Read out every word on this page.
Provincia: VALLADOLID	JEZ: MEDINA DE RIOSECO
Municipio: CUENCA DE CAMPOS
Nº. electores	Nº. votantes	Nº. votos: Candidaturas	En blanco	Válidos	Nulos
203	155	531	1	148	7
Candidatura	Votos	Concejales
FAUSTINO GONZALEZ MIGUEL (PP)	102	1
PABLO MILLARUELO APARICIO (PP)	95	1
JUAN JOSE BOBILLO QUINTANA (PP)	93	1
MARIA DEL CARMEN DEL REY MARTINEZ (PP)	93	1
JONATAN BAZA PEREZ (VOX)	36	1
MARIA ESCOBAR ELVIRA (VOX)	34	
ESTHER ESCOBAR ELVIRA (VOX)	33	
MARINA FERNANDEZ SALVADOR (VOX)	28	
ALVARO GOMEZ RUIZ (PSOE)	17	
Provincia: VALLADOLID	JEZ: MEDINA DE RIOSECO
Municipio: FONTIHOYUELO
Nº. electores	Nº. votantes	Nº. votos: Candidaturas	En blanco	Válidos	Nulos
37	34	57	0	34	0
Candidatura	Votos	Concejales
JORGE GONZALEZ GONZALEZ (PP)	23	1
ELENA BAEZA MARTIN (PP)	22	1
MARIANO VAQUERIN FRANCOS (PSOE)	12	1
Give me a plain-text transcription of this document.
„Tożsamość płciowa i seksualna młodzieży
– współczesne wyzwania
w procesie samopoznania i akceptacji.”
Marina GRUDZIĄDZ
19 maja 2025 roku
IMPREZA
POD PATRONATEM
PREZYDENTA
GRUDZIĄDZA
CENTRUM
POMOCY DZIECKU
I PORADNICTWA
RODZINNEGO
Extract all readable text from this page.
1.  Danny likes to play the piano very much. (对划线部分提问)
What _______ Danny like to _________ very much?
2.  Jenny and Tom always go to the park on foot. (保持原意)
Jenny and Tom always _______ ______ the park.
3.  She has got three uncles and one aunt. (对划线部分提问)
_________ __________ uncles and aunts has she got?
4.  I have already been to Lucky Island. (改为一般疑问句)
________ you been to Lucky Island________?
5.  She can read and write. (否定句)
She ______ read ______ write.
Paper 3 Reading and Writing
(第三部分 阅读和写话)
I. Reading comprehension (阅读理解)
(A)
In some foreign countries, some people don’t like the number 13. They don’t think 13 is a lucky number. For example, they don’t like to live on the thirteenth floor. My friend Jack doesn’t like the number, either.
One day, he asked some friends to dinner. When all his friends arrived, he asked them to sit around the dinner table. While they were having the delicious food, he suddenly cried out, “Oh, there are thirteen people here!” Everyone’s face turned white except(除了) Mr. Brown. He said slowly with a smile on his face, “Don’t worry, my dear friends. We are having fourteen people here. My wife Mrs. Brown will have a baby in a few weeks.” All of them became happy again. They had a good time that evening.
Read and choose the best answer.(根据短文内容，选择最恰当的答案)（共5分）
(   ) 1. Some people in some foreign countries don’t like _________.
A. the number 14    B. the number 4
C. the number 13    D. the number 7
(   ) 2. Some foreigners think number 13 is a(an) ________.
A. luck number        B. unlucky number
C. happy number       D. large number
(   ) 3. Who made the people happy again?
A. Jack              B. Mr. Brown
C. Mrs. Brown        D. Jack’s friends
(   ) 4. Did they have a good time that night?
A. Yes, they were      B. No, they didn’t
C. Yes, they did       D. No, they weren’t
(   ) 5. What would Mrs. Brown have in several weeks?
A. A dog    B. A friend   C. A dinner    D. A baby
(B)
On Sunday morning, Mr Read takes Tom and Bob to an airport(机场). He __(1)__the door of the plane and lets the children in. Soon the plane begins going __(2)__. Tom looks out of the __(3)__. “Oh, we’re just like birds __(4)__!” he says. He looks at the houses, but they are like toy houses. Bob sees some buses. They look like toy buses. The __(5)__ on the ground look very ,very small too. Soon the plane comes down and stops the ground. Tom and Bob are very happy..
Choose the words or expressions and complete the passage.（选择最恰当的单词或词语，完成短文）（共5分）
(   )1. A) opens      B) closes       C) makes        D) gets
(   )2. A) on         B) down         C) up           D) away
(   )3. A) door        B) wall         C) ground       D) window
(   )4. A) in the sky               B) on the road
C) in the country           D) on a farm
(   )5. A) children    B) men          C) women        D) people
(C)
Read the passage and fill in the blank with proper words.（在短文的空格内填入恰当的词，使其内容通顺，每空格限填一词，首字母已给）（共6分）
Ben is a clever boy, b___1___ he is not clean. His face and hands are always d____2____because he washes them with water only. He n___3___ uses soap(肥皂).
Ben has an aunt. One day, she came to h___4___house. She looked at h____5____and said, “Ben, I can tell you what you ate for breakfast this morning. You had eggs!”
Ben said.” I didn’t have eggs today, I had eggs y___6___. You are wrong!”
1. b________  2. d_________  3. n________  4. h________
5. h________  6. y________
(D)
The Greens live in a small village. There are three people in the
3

──────

▶ [Exercise prompt]
Repeat the records exactly, including every line.

▶ [Complete answer]
Read out every word on this page.
Provincia: VALLADOLID	JEZ: MEDINA DE RIOSECO
Municipio: CUENCA DE CAMPOS
Nº. electores	Nº. votantes	Nº. votos: Candidaturas	En blanco	Válidos	Nulos
203	155	531	1	148	7
Candidatura	Votos	Concejales
FAUSTINO GONZALEZ MIGUEL (PP)	102	1
PABLO MILLARUELO APARICIO (PP)	95	1
JUAN JOSE BOBILLO QUINTANA (PP)	93	1
MARIA DEL CARMEN DEL REY MARTINEZ (PP)	93	1
JONATAN BAZA PEREZ (VOX)	36	1
MARIA ESCOBAR ELVIRA (VOX)	34	
ESTHER ESCOBAR ELVIRA (VOX)	33	
MARINA FERNANDEZ SALVADOR (VOX)	28	
ALVARO GOMEZ RUIZ (PSOE)	17	
Provincia: VALLADOLID	JEZ: MEDINA DE RIOSECO
Municipio: FONTIHOYUELO
Nº. electores	Nº. votantes	Nº. votos: Candidaturas	En blanco	Válidos	Nulos
37	34	57	0	34	0
Candidatura	Votos	Concejales
JORGE GONZALEZ GONZALEZ (PP)	23	1
ELENA BAEZA MARTIN (PP)	22	1
MARIANO VAQUERIN FRANCOS (PSOE)	12	1
Give me a plain-text transcription of this document.
„Tożsamość płciowa i seksualna młodzieży
– współczesne wyzwania
w procesie samopoznania i akceptacji.”
Marina GRUDZIĄDZ
19 maja 2025 roku
IMPREZA
POD PATRONATEM
PREZYDENTA
GRUDZIĄDZA
CENTRUM
POMOCY DZIECKU
I PORADNICTWA
RODZINNEGO
Extract all readable text from this page.
1.  Danny likes to play the piano very much. (对划线部分提问)
What _______ Danny like to _________ very much?
2.  Jenny and Tom always go to the park on foot. (保持原意)
Jenny and Tom always _______ ______ the park.
3.  She has got three uncles and one aunt. (对划线部分提问)
_________ __________ uncles and aunts has she got?
4.  I have already been to Lucky Island. (改为一般疑问句)
________ you been to Lucky Island________?
5.  She can read and write. (否定句)
She ______ read ______ write.
Paper 3 Reading and Writing
(第三部分 阅读和写话)
I. Reading comprehension (阅读理解)
(A)
In some foreign countries, some people don’t like the number 13. They don’t think 13 is a lucky number. For example, they don’t like to live on the thirteenth floor. My friend Jack doesn’t like the number, either.
One day, he asked some friends to dinner. When all his friends arrived, he asked them to sit around the dinner table. While they were having the delicious food, he suddenly cried out, “Oh, there are thirteen people here!” Everyone’s face turned white except(除了) Mr. Brown. He said slowly with a smile on his face, “Don’t worry, my dear friends. We are having fourteen people here. My wife Mrs. Brown will have a baby in a few weeks.” All of them became happy again. They had a good time that evening.
Read and choose the best answer.(根据短文内容，选择最恰当的答案)（共5分）
(   ) 1. Some people in some foreign countries don’t like _________.
A. the number 14    B. the number 4
C. the number 13    D. the number 7
(   ) 2. Some foreigners think number 13 is a(an) ________.
A. luck number        B. unlucky number
C. happy number       D. large number
(   ) 3. Who made the people happy again?
A. Jack              B. Mr. Brown
C. Mrs. Brown        D. Jack’s friends
(   ) 4. Did they have a good time that night?
A. Yes, they were      B. No, they didn’t
C. Yes, they did       D. No, they weren’t
(   ) 5. What would Mrs. Brown have in several weeks?
A. A dog    B. A friend   C. A dinner    D. A baby
(B)
On Sunday morning, Mr Read takes Tom and Bob to an airport(机场). He __(1)__the door of the plane and lets the children in. Soon the plane begins going __(2)__. Tom looks out of the __(3)__. “Oh, we’re just like birds __(4)__!” he says. He looks at the houses, but they are like toy houses. Bob sees some buses. They look like toy buses. The __(5)__ on the ground look very ,very small too. Soon the plane comes down and stops the ground. Tom and Bob are very happy..
Choose the words or expressions and complete the passage.（选择最恰当的单词或词语，完成短文）（共5分）
(   )1. A) opens      B) closes       C) makes        D) gets
(   )2. A) on         B) down         C) up           D) away
(   )3. A) door        B) wall         C) ground       D) window
(   )4. A) in the sky               B) on the road
C) in the country           D) on a farm
(   )5. A) children    B) men          C) women        D) people
(C)
Read the passage and fill in the blank with proper words.（在短文的空格内填入恰当的词，使其内容通顺，每空格限填一词，首字母已给）（共6分）
Ben is a clever boy, b___1___ he is not clean. His face and hands are always d____2____because he washes them with water only. He n___3___ uses soap(肥皂).
Ben has an aunt. One day, she came to h___4___house. She looked at h____5____and said, “Ben, I can tell you what you ate for breakfast this morning. You had eggs!”
Ben said.” I didn’t have eggs today, I had eggs y___6___. You are wrong!”
1. b________  2. d_________  3. n________  4. h________
5. h________  6. y________
(D)
The Greens live in a small village. There are three people in the
3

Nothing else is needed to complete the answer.